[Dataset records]

+ + +

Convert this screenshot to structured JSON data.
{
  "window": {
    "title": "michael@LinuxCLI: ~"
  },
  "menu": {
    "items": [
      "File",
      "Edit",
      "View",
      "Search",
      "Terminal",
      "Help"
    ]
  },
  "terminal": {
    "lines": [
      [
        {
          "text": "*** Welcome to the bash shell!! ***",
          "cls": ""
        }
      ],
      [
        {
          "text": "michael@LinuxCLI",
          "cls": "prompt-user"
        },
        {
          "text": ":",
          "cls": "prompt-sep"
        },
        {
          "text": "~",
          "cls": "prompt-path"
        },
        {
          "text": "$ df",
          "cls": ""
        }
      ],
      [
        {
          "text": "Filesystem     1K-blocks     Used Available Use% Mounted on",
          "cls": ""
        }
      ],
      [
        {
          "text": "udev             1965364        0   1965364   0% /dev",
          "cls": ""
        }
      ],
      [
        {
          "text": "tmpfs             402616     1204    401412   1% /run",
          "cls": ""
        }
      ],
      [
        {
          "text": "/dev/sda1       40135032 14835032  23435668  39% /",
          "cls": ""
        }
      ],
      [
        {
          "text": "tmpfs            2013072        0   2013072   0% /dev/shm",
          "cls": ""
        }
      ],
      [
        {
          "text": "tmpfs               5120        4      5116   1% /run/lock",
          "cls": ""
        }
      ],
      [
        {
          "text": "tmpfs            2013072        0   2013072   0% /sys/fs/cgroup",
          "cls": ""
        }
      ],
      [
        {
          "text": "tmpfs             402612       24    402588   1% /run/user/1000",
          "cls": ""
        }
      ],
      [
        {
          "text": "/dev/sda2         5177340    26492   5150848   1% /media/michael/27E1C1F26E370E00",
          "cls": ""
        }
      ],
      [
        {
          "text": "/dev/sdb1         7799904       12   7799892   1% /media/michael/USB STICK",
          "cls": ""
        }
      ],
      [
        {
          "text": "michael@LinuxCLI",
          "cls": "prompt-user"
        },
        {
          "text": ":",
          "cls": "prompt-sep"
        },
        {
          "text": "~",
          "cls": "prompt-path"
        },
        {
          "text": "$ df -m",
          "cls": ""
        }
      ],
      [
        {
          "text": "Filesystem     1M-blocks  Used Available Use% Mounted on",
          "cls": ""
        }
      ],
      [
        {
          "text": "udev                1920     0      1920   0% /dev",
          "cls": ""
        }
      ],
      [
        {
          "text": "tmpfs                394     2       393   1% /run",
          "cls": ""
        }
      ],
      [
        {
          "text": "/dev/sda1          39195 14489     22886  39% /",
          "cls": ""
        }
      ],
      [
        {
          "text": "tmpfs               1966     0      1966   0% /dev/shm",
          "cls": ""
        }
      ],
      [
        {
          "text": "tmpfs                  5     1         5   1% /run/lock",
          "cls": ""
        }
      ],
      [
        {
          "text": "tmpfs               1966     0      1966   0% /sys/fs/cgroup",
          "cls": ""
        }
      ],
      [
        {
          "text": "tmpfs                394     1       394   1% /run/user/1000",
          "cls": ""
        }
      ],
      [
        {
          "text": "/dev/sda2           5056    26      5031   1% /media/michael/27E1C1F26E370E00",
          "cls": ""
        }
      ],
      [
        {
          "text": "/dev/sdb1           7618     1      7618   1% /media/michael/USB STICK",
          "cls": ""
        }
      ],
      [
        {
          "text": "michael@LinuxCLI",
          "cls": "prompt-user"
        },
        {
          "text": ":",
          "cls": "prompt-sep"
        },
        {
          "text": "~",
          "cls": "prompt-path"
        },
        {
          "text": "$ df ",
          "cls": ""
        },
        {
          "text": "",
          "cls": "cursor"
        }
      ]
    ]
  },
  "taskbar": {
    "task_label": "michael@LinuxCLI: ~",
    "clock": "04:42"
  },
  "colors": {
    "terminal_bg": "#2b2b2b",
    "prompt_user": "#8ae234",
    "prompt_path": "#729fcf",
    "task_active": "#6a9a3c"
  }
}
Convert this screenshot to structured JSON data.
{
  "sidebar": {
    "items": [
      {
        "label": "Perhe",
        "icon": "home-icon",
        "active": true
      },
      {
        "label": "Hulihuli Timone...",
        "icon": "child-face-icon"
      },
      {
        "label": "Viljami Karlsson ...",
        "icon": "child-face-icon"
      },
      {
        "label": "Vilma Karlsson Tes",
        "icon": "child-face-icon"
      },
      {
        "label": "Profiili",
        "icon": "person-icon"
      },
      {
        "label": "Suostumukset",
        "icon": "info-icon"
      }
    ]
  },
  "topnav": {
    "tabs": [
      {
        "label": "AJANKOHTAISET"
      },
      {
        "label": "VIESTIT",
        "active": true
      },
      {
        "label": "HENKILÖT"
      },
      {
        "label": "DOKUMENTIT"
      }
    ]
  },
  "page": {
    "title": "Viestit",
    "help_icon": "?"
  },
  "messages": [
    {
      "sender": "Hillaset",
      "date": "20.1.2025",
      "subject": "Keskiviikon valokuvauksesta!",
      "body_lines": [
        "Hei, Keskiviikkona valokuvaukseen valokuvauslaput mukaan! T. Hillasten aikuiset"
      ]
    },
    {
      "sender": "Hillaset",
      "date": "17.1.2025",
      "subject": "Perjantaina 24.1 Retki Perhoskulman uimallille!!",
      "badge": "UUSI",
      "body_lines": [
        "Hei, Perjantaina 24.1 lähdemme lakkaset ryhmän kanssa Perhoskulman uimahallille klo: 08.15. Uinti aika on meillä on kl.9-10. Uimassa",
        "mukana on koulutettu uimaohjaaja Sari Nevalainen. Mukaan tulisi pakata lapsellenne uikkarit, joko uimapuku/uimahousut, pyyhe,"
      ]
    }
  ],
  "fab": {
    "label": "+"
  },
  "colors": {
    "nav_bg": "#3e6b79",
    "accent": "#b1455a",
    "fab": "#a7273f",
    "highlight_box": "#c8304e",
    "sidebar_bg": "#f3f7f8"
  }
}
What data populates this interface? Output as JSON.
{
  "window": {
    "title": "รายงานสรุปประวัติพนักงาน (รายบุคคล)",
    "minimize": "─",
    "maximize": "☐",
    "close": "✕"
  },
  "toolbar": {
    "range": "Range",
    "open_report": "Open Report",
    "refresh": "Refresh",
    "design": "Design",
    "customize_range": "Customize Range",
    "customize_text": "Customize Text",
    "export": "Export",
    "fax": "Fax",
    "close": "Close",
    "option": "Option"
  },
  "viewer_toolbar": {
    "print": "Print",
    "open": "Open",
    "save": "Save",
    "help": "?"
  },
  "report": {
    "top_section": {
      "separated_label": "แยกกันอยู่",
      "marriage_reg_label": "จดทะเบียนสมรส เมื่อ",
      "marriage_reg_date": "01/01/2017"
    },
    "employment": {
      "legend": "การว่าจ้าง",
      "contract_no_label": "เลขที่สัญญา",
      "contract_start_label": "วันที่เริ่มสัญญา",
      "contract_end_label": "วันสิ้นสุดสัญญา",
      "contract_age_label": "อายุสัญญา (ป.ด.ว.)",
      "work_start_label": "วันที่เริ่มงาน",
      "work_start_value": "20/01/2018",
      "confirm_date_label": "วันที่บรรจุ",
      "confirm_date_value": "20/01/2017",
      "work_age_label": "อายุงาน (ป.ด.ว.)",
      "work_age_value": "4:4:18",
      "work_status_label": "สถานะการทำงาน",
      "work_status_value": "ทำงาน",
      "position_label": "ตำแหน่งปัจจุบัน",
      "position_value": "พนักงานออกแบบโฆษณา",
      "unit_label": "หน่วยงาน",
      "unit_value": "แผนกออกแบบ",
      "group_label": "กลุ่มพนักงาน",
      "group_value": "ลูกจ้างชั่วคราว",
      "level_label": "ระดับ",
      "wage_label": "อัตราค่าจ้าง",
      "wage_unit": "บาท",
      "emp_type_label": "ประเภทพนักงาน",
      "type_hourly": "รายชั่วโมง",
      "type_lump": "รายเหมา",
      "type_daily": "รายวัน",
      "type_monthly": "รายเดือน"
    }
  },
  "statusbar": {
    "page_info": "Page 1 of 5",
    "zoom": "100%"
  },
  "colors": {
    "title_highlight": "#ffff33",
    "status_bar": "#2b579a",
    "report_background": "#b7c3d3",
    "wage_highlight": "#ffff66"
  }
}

+ + +

* WORK REQUIRED *
Copy out every line of the listing that includes the string "blocks".

* RESPONSE *
          "text": "Filesystem     1K-blocks     Used Available Use% Mounted on",
          "text": "Filesystem     1M-blocks  Used Available Use% Mounted on",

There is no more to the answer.